Rewrite the text on electrode localization, beginning at the words "These results, by" and stopping after "et al., 2013).", with "3D sensing technology" changed to "optical scanning technology".

:: Provided text ::

These results, by extension, speak to the importance of measuring electrode positions in individual subjects and coregistering them to individual structural MRIs, rather than relying on generic templates. However, the most common electrode localization technique using electromagnetic digitization technology is somewhat time-consuming and still exhibits enough measurement error to detrimentally impact ultimate beamformer performance. In recent years, 3D sensing technology has both developed rapidly and become more affordable, providing a viable alternative that is simultaneously more time-efficient and accurate (Koessler et al., 2011; Ettl et al., 2013).

:::
:: Entries shown ::

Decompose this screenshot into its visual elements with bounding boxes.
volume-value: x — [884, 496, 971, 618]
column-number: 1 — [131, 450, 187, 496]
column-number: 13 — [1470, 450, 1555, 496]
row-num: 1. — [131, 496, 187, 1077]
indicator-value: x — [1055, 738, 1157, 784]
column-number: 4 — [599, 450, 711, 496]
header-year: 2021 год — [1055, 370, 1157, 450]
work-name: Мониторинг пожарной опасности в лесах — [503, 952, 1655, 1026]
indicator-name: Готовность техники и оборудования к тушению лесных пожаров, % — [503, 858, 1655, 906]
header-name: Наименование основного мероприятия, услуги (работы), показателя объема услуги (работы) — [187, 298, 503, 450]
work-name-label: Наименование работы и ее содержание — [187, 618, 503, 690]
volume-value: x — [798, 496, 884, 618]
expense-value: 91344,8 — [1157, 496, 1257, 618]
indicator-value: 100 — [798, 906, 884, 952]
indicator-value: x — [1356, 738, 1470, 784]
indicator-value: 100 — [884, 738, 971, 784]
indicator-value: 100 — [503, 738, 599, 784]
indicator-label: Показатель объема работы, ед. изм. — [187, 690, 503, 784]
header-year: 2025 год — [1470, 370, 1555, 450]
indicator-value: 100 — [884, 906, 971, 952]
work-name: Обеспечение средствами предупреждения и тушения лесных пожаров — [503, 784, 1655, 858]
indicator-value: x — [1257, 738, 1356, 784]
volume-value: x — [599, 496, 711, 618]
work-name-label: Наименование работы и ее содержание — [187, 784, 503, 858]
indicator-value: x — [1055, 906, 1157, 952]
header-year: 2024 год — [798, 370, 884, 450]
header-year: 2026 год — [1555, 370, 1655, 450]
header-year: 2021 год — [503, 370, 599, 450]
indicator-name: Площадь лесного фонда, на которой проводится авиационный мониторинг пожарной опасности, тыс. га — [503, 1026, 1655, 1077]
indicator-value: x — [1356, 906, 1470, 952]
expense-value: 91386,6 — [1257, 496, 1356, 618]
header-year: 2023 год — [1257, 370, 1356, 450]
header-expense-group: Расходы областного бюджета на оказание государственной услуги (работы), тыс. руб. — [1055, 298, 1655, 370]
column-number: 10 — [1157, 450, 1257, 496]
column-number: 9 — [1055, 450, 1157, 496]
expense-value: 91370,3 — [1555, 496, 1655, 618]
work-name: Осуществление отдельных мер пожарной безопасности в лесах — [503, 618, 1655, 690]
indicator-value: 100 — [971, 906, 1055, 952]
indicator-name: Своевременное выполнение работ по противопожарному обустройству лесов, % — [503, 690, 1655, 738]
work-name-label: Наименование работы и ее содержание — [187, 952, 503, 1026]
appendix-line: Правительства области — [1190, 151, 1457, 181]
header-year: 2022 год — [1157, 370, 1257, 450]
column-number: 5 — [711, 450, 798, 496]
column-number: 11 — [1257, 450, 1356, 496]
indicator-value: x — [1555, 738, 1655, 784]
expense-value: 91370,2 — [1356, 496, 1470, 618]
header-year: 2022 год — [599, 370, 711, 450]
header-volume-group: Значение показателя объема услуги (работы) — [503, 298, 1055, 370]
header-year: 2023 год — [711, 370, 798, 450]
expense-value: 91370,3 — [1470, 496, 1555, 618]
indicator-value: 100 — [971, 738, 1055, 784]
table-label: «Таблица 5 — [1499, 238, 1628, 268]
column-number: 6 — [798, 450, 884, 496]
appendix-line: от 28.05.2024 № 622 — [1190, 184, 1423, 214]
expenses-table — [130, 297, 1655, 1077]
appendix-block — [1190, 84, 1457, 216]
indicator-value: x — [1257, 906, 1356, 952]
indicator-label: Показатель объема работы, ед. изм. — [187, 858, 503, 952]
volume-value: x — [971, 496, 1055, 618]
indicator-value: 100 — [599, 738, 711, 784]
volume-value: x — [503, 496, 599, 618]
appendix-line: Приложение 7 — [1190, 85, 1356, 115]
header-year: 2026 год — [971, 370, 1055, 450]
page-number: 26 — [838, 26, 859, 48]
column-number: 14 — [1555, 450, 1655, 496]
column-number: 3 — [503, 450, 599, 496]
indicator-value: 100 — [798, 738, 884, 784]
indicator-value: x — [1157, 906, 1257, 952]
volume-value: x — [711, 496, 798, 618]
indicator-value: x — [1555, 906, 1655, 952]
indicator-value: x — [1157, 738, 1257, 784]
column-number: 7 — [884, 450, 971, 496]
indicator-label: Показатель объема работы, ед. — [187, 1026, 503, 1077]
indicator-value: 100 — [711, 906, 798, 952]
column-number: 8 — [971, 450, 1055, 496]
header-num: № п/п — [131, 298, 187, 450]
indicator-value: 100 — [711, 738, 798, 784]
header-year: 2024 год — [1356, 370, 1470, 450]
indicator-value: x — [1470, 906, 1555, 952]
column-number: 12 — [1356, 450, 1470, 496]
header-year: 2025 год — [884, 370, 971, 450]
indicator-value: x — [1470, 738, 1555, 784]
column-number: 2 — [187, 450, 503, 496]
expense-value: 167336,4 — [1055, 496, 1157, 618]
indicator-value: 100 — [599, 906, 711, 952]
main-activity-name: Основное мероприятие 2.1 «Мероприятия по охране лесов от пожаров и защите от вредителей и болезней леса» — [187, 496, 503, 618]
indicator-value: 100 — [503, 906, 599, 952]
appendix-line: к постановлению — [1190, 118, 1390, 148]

:::

#### Exercise response:
These results, by extension, speak to the importance of measuring electrode positions in individual subjects and coregistering them to individual structural MRIs, rather than relying on generic templates. However, the most common electrode localization technique using electromagnetic digitization technology is somewhat time-consuming and still exhibits enough measurement error to detrimentally impact ultimate beamformer performance. In recent years, optical scanning technology has both developed rapidly and become more affordable, providing a viable alternative that is simultaneously more time-efficient and accurate (Koessler et al., 2011; Ettl et al., 2013).